Source records:

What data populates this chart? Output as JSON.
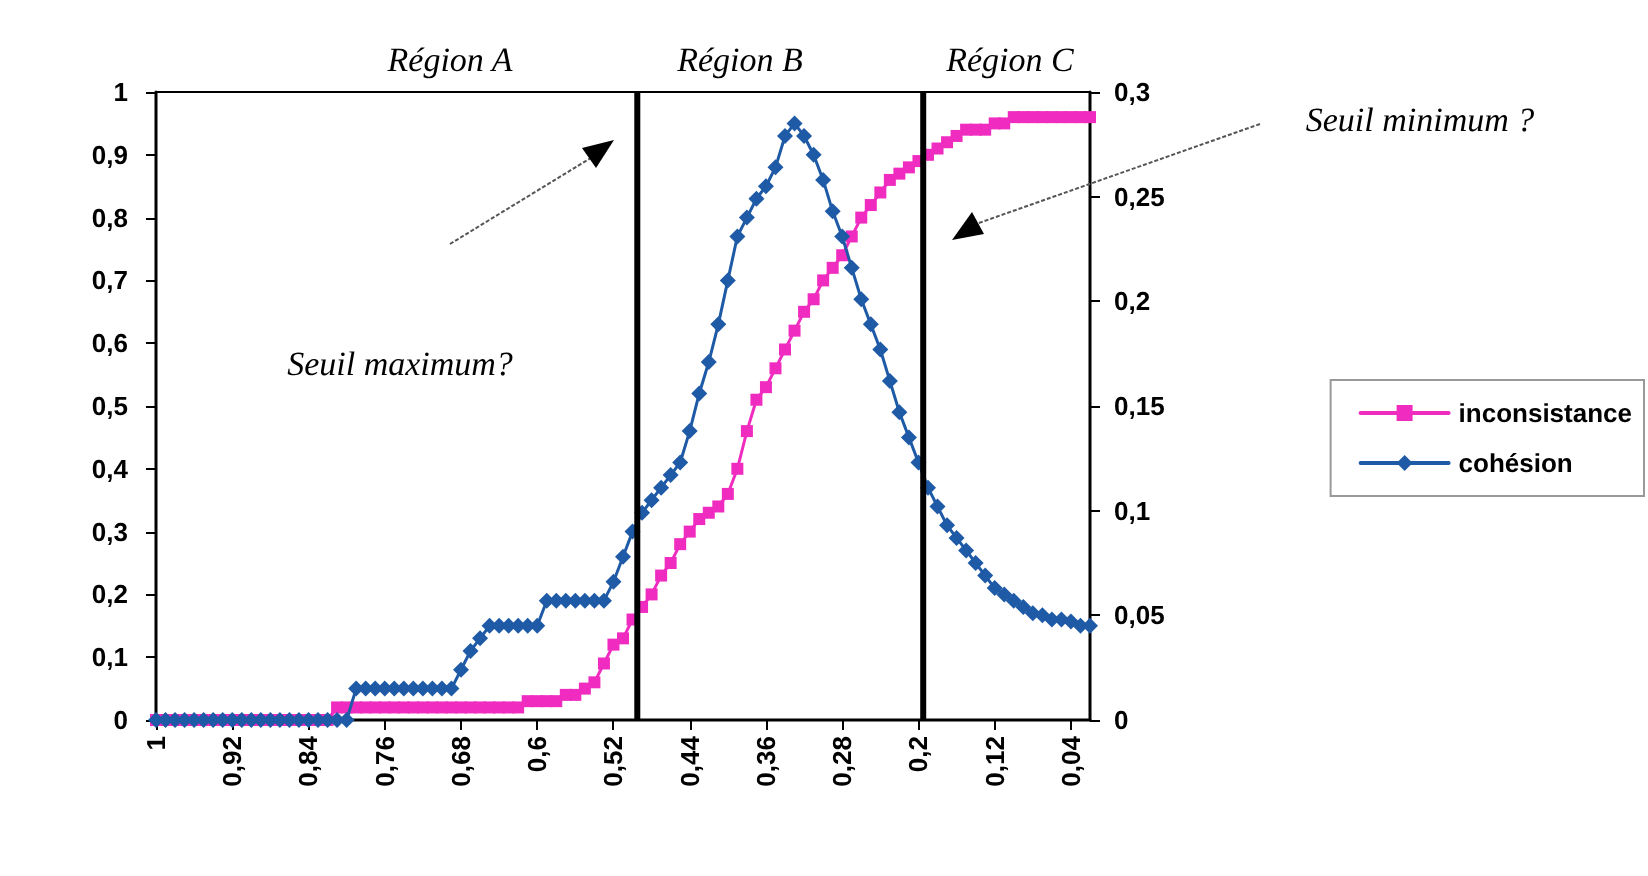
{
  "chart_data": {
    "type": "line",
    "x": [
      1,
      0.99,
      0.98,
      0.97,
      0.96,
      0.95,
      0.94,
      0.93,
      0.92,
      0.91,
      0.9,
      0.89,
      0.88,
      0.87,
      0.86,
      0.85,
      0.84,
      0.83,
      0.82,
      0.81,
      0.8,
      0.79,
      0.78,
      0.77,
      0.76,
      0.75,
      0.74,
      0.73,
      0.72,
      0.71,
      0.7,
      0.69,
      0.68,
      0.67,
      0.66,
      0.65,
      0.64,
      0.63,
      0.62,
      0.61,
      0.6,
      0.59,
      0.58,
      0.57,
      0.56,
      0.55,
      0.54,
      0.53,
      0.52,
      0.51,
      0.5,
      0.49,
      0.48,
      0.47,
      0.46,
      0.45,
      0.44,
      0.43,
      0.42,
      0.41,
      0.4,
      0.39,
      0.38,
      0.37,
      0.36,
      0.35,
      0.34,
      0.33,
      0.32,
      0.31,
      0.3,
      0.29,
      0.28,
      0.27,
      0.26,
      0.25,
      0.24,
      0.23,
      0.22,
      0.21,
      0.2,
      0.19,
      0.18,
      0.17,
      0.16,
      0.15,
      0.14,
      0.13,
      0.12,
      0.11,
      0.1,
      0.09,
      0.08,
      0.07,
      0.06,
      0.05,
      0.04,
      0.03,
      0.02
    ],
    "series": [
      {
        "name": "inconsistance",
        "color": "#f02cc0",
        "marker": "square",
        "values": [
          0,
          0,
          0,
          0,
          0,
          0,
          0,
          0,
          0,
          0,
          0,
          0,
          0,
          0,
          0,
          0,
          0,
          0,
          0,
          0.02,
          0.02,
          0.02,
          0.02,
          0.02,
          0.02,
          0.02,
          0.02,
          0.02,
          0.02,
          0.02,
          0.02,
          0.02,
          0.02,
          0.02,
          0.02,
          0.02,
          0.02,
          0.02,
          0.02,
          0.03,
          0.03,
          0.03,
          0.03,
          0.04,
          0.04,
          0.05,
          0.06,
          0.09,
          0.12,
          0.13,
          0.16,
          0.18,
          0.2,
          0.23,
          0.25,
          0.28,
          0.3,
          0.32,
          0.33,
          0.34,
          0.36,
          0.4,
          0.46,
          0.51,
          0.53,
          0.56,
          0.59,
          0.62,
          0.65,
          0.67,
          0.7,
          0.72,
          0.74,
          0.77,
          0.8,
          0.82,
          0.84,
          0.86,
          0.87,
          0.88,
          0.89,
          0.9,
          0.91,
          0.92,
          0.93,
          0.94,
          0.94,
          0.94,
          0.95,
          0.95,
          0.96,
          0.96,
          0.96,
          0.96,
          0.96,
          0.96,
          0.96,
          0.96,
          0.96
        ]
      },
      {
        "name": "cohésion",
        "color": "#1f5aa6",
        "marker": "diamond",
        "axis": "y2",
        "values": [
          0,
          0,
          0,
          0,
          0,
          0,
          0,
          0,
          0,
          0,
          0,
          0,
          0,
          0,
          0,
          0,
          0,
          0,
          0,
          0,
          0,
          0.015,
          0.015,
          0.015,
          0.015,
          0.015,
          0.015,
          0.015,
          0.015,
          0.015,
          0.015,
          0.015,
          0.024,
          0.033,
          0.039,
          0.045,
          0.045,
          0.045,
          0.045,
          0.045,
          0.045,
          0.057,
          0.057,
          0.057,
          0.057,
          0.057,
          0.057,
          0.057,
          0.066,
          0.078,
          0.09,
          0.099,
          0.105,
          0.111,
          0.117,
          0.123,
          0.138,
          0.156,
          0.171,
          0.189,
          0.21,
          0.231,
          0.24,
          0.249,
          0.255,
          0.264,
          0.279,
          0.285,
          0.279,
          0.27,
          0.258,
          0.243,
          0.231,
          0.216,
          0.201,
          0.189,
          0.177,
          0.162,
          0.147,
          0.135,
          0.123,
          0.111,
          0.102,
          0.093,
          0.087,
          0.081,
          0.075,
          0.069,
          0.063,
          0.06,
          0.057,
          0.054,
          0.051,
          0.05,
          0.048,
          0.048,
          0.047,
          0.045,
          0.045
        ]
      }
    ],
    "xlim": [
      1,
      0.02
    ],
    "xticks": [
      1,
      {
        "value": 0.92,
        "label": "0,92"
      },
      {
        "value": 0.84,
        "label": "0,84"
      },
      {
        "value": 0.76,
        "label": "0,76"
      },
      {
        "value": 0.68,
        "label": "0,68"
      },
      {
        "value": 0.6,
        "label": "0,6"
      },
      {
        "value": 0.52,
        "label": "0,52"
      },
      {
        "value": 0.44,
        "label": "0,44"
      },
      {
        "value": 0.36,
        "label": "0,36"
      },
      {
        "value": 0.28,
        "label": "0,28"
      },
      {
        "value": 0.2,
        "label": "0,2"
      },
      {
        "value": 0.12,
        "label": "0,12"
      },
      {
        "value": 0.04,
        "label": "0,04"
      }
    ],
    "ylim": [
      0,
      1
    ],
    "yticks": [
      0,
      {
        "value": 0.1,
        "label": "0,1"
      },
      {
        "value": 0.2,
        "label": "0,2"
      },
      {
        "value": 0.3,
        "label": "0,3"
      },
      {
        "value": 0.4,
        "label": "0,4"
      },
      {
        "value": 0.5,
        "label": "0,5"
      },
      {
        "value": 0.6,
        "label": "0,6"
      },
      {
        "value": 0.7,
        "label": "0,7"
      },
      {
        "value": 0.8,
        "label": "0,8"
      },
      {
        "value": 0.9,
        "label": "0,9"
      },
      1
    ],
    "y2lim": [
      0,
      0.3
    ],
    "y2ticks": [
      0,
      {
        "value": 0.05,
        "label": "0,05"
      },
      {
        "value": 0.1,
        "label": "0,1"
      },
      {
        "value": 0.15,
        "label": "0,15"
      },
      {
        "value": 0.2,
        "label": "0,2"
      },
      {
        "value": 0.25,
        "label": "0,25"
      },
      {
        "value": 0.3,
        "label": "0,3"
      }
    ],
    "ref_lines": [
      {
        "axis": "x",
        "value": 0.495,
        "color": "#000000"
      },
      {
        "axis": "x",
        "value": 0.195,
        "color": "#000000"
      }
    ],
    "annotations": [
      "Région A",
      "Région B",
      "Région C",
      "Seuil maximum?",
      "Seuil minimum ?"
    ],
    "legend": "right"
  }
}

**What to do**
Leaving the pictures aside, transcribe the entire listing exactly.

**Result of this exercise**
What data populates this chart? Output as JSON.
{
  "chart_data": {
    "type": "line",
    "x": [
      1,
      0.99,
      0.98,
      0.97,
      0.96,
      0.95,
      0.94,
      0.93,
      0.92,
      0.91,
      0.9,
      0.89,
      0.88,
      0.87,
      0.86,
      0.85,
      0.84,
      0.83,
      0.82,
      0.81,
      0.8,
      0.79,
      0.78,
      0.77,
      0.76,
      0.75,
      0.74,
      0.73,
      0.72,
      0.71,
      0.7,
      0.69,
      0.68,
      0.67,
      0.66,
      0.65,
      0.64,
      0.63,
      0.62,
      0.61,
      0.6,
      0.59,
      0.58,
      0.57,
      0.56,
      0.55,
      0.54,
      0.53,
      0.52,
      0.51,
      0.5,
      0.49,
      0.48,
      0.47,
      0.46,
      0.45,
      0.44,
      0.43,
      0.42,
      0.41,
      0.4,
      0.39,
      0.38,
      0.37,
      0.36,
      0.35,
      0.34,
      0.33,
      0.32,
      0.31,
      0.3,
      0.29,
      0.28,
      0.27,
      0.26,
      0.25,
      0.24,
      0.23,
      0.22,
      0.21,
      0.2,
      0.19,
      0.18,
      0.17,
      0.16,
      0.15,
      0.14,
      0.13,
      0.12,
      0.11,
      0.1,
      0.09,
      0.08,
      0.07,
      0.06,
      0.05,
      0.04,
      0.03,
      0.02
    ],
    "series": [
      {
        "name": "inconsistance",
        "color": "#f02cc0",
        "marker": "square",
        "values": [
          0,
          0,
          0,
          0,
          0,
          0,
          0,
          0,
          0,
          0,
          0,
          0,
          0,
          0,
          0,
          0,
          0,
          0,
          0,
          0.02,
          0.02,
          0.02,
          0.02,
          0.02,
          0.02,
          0.02,
          0.02,
          0.02,
          0.02,
          0.02,
          0.02,
          0.02,
          0.02,
          0.02,
          0.02,
          0.02,
          0.02,
          0.02,
          0.02,
          0.03,
          0.03,
          0.03,
          0.03,
          0.04,
          0.04,
          0.05,
          0.06,
          0.09,
          0.12,
          0.13,
          0.16,
          0.18,
          0.2,
          0.23,
          0.25,
          0.28,
          0.3,
          0.32,
          0.33,
          0.34,
          0.36,
          0.4,
          0.46,
          0.51,
          0.53,
          0.56,
          0.59,
          0.62,
          0.65,
          0.67,
          0.7,
          0.72,
          0.74,
          0.77,
          0.8,
          0.82,
          0.84,
          0.86,
          0.87,
          0.88,
          0.89,
          0.9,
          0.91,
          0.92,
          0.93,
          0.94,
          0.94,
          0.94,
          0.95,
          0.95,
          0.96,
          0.96,
          0.96,
          0.96,
          0.96,
          0.96,
          0.96,
          0.96,
          0.96
        ]
      },
      {
        "name": "cohésion",
        "color": "#1f5aa6",
        "marker": "diamond",
        "axis": "y2",
        "values": [
          0,
          0,
          0,
          0,
          0,
          0,
          0,
          0,
          0,
          0,
          0,
          0,
          0,
          0,
          0,
          0,
          0,
          0,
          0,
          0,
          0,
          0.015,
          0.015,
          0.015,
          0.015,
          0.015,
          0.015,
          0.015,
          0.015,
          0.015,
          0.015,
          0.015,
          0.024,
          0.033,
          0.039,
          0.045,
          0.045,
          0.045,
          0.045,
          0.045,
          0.045,
          0.057,
          0.057,
          0.057,
          0.057,
          0.057,
          0.057,
          0.057,
          0.066,
          0.078,
          0.09,
          0.099,
          0.105,
          0.111,
          0.117,
          0.123,
          0.138,
          0.156,
          0.171,
          0.189,
          0.21,
          0.231,
          0.24,
          0.249,
          0.255,
          0.264,
          0.279,
          0.285,
          0.279,
          0.27,
          0.258,
          0.243,
          0.231,
          0.216,
          0.201,
          0.189,
          0.177,
          0.162,
          0.147,
          0.135,
          0.123,
          0.111,
          0.102,
          0.093,
          0.087,
          0.081,
          0.075,
          0.069,
          0.063,
          0.06,
          0.057,
          0.054,
          0.051,
          0.05,
          0.048,
          0.048,
          0.047,
          0.045,
          0.045
        ]
      }
    ],
    "xlim": [
      1,
      0.02
    ],
    "xticks": [
      1,
      {
        "value": 0.92,
        "label": "0,92"
      },
      {
        "value": 0.84,
        "label": "0,84"
      },
      {
        "value": 0.76,
        "label": "0,76"
      },
      {
        "value": 0.68,
        "label": "0,68"
      },
      {
        "value": 0.6,
        "label": "0,6"
      },
      {
        "value": 0.52,
        "label": "0,52"
      },
      {
        "value": 0.44,
        "label": "0,44"
      },
      {
        "value": 0.36,
        "label": "0,36"
      },
      {
        "value": 0.28,
        "label": "0,28"
      },
      {
        "value": 0.2,
        "label": "0,2"
      },
      {
        "value": 0.12,
        "label": "0,12"
      },
      {
        "value": 0.04,
        "label": "0,04"
      }
    ],
    "ylim": [
      0,
      1
    ],
    "yticks": [
      0,
      {
        "value": 0.1,
        "label": "0,1"
      },
      {
        "value": 0.2,
        "label": "0,2"
      },
      {
        "value": 0.3,
        "label": "0,3"
      },
      {
        "value": 0.4,
        "label": "0,4"
      },
      {
        "value": 0.5,
        "label": "0,5"
      },
      {
        "value": 0.6,
        "label": "0,6"
      },
      {
        "value": 0.7,
        "label": "0,7"
      },
      {
        "value": 0.8,
        "label": "0,8"
      },
      {
        "value": 0.9,
        "label": "0,9"
      },
      1
    ],
    "y2lim": [
      0,
      0.3
    ],
    "y2ticks": [
      0,
      {
        "value": 0.05,
        "label": "0,05"
      },
      {
        "value": 0.1,
        "label": "0,1"
      },
      {
        "value": 0.15,
        "label": "0,15"
      },
      {
        "value": 0.2,
        "label": "0,2"
      },
      {
        "value": 0.25,
        "label": "0,25"
      },
      {
        "value": 0.3,
        "label": "0,3"
      }
    ],
    "ref_lines": [
      {
        "axis": "x",
        "value": 0.495,
        "color": "#000000"
      },
      {
        "axis": "x",
        "value": 0.195,
        "color": "#000000"
      }
    ],
    "annotations": [
      "Région A",
      "Région B",
      "Région C",
      "Seuil maximum?",
      "Seuil minimum ?"
    ],
    "legend": "right"
  }
}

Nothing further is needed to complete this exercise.